Prompt: Copy out every line of the data exactly.

** BEGIN **

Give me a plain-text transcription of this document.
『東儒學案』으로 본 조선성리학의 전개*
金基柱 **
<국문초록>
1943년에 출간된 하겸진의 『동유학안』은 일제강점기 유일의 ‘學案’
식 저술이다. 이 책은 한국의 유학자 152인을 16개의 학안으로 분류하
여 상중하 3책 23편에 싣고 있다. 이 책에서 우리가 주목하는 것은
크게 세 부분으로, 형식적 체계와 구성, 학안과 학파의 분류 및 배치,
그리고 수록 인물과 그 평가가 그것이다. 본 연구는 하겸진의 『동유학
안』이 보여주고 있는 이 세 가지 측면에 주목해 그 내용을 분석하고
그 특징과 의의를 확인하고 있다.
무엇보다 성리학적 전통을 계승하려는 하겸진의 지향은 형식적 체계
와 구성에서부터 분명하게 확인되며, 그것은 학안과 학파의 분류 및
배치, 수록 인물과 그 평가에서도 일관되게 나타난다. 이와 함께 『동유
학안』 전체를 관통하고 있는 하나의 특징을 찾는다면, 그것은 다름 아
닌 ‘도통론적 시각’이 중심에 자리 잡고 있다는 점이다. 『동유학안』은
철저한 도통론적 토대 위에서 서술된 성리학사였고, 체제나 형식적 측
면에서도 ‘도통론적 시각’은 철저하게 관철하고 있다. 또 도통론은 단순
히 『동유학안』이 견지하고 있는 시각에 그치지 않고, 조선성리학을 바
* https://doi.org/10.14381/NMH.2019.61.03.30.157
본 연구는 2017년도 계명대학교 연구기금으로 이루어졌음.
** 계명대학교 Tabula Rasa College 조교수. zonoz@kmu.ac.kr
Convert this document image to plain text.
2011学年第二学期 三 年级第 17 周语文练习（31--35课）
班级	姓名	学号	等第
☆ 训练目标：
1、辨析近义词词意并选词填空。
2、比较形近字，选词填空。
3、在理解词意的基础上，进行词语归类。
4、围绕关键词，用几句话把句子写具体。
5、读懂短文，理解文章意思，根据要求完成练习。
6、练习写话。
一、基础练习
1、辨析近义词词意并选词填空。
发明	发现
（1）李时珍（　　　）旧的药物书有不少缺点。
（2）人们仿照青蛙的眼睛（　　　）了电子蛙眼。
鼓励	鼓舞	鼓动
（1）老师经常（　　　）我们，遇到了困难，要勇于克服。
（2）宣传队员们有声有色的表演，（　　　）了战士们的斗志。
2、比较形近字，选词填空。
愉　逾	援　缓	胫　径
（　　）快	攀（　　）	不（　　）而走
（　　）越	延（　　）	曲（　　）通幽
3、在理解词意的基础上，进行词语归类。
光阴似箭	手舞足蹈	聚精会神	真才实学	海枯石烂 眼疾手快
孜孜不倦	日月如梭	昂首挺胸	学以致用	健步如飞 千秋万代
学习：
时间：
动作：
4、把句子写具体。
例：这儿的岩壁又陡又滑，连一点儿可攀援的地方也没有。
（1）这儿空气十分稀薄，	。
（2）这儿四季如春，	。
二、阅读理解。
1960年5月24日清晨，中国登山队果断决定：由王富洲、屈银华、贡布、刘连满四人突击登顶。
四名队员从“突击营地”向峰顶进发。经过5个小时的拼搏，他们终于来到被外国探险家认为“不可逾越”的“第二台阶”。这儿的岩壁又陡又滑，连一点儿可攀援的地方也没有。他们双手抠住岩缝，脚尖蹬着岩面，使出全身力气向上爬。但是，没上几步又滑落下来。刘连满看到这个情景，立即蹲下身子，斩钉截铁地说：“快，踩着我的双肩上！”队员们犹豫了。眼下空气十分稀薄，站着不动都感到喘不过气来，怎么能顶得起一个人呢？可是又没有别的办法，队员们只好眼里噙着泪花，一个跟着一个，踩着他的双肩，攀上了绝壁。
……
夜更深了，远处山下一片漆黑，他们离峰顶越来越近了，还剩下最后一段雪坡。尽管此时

** END **

Answer to the task:
Give me a plain-text transcription of this document.
『東儒學案』으로 본 조선성리학의 전개*
金基柱 **
<국문초록>
1943년에 출간된 하겸진의 『동유학안』은 일제강점기 유일의 ‘學案’
식 저술이다. 이 책은 한국의 유학자 152인을 16개의 학안으로 분류하
여 상중하 3책 23편에 싣고 있다. 이 책에서 우리가 주목하는 것은
크게 세 부분으로, 형식적 체계와 구성, 학안과 학파의 분류 및 배치,
그리고 수록 인물과 그 평가가 그것이다. 본 연구는 하겸진의 『동유학
안』이 보여주고 있는 이 세 가지 측면에 주목해 그 내용을 분석하고
그 특징과 의의를 확인하고 있다.
무엇보다 성리학적 전통을 계승하려는 하겸진의 지향은 형식적 체계
와 구성에서부터 분명하게 확인되며, 그것은 학안과 학파의 분류 및
배치, 수록 인물과 그 평가에서도 일관되게 나타난다. 이와 함께 『동유
학안』 전체를 관통하고 있는 하나의 특징을 찾는다면, 그것은 다름 아
닌 ‘도통론적 시각’이 중심에 자리 잡고 있다는 점이다. 『동유학안』은
철저한 도통론적 토대 위에서 서술된 성리학사였고, 체제나 형식적 측
면에서도 ‘도통론적 시각’은 철저하게 관철하고 있다. 또 도통론은 단순
히 『동유학안』이 견지하고 있는 시각에 그치지 않고, 조선성리학을 바
* https://doi.org/10.14381/NMH.2019.61.03.30.157
본 연구는 2017년도 계명대학교 연구기금으로 이루어졌음.
** 계명대학교 Tabula Rasa College 조교수. zonoz@kmu.ac.kr
Convert this document image to plain text.
2011学年第二学期 三 年级第 17 周语文练习（31--35课）
班级	姓名	学号	等第
☆ 训练目标：
1、辨析近义词词意并选词填空。
2、比较形近字，选词填空。
3、在理解词意的基础上，进行词语归类。
4、围绕关键词，用几句话把句子写具体。
5、读懂短文，理解文章意思，根据要求完成练习。
6、练习写话。
一、基础练习
1、辨析近义词词意并选词填空。
发明	发现
（1）李时珍（　　　）旧的药物书有不少缺点。
（2）人们仿照青蛙的眼睛（　　　）了电子蛙眼。
鼓励	鼓舞	鼓动
（1）老师经常（　　　）我们，遇到了困难，要勇于克服。
（2）宣传队员们有声有色的表演，（　　　）了战士们的斗志。
2、比较形近字，选词填空。
愉　逾	援　缓	胫　径
（　　）快	攀（　　）	不（　　）而走
（　　）越	延（　　）	曲（　　）通幽
3、在理解词意的基础上，进行词语归类。
光阴似箭	手舞足蹈	聚精会神	真才实学	海枯石烂 眼疾手快
孜孜不倦	日月如梭	昂首挺胸	学以致用	健步如飞 千秋万代
学习：
时间：
动作：
4、把句子写具体。
例：这儿的岩壁又陡又滑，连一点儿可攀援的地方也没有。
（1）这儿空气十分稀薄，	。
（2）这儿四季如春，	。
二、阅读理解。
1960年5月24日清晨，中国登山队果断决定：由王富洲、屈银华、贡布、刘连满四人突击登顶。
四名队员从“突击营地”向峰顶进发。经过5个小时的拼搏，他们终于来到被外国探险家认为“不可逾越”的“第二台阶”。这儿的岩壁又陡又滑，连一点儿可攀援的地方也没有。他们双手抠住岩缝，脚尖蹬着岩面，使出全身力气向上爬。但是，没上几步又滑落下来。刘连满看到这个情景，立即蹲下身子，斩钉截铁地说：“快，踩着我的双肩上！”队员们犹豫了。眼下空气十分稀薄，站着不动都感到喘不过气来，怎么能顶得起一个人呢？可是又没有别的办法，队员们只好眼里噙着泪花，一个跟着一个，踩着他的双肩，攀上了绝壁。
……
夜更深了，远处山下一片漆黑，他们离峰顶越来越近了，还剩下最后一段雪坡。尽管此时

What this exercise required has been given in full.